Data supplied →
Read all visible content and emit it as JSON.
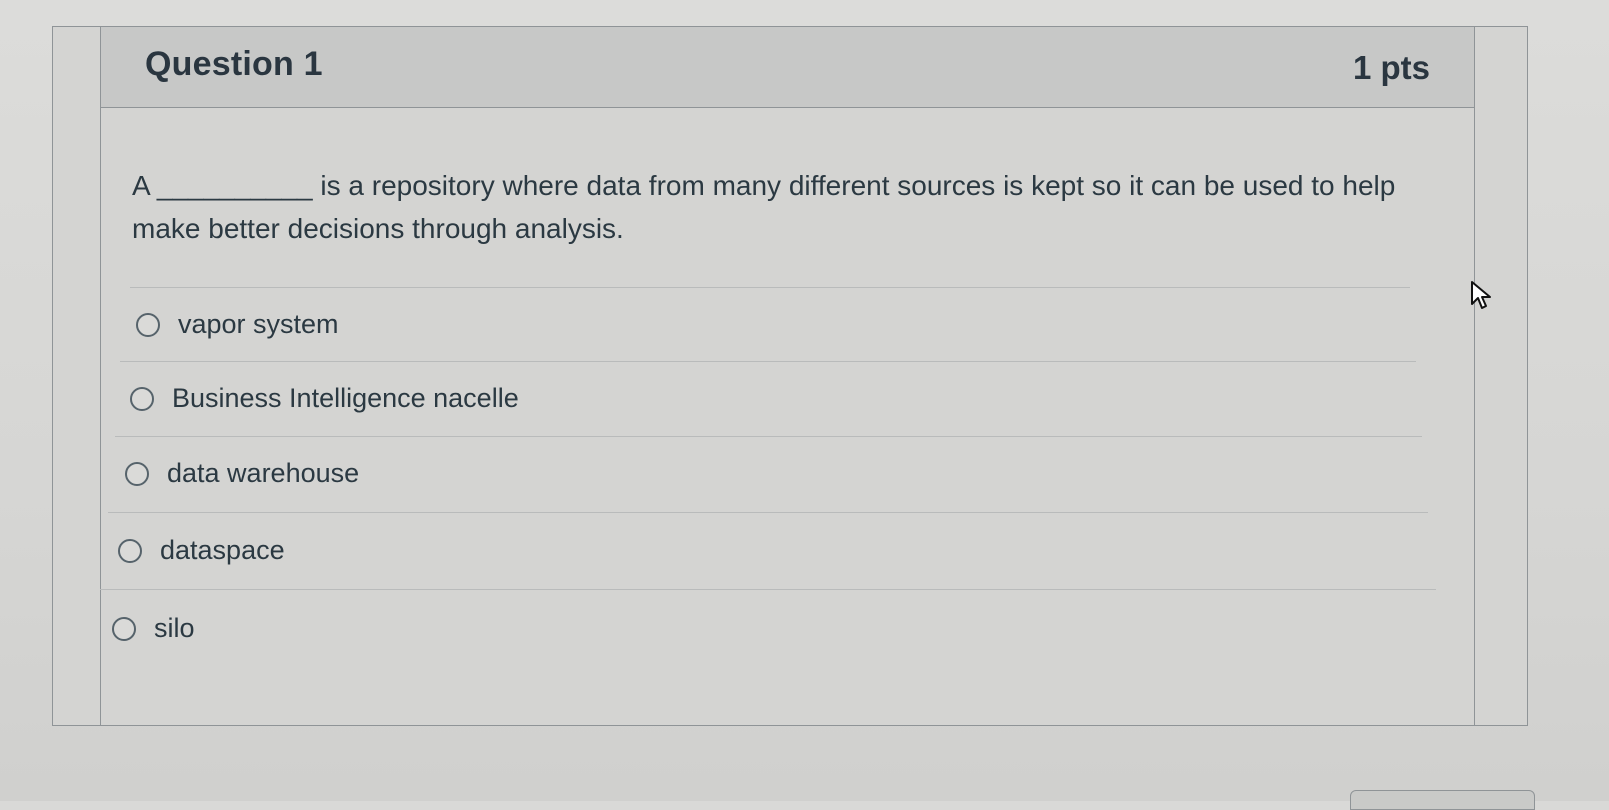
{
  "question": {
    "title": "Question 1",
    "points": "1 pts",
    "text": "A __________ is a repository where data from many different sources is kept so it can be used to help make better decisions through analysis."
  },
  "answers": [
    {
      "label": "vapor system",
      "selected": false
    },
    {
      "label": "Business Intelligence nacelle",
      "selected": false
    },
    {
      "label": "data warehouse",
      "selected": false
    },
    {
      "label": "dataspace",
      "selected": false
    },
    {
      "label": "silo",
      "selected": false
    }
  ],
  "icons": {
    "radio": "radio-button-icon",
    "cursor": "mouse-pointer-icon"
  },
  "colors": {
    "text": "#2b3942",
    "header_background": "#c7c8c7",
    "page_background": "#d9d9d7",
    "border": "#8f9497"
  }
}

What you are asked to do → Write out the listing above exactly as it stands, pictures excluded.

Written solution →
Read all visible content and emit it as JSON.
{
  "question": {
    "title": "Question 1",
    "points": "1 pts",
    "text": "A __________ is a repository where data from many different sources is kept so it can be used to help make better decisions through analysis."
  },
  "answers": [
    {
      "label": "vapor system",
      "selected": false
    },
    {
      "label": "Business Intelligence nacelle",
      "selected": false
    },
    {
      "label": "data warehouse",
      "selected": false
    },
    {
      "label": "dataspace",
      "selected": false
    },
    {
      "label": "silo",
      "selected": false
    }
  ],
  "icons": {
    "radio": "radio-button-icon",
    "cursor": "mouse-pointer-icon"
  },
  "colors": {
    "text": "#2b3942",
    "header_background": "#c7c8c7",
    "page_background": "#d9d9d7",
    "border": "#8f9497"
  }
}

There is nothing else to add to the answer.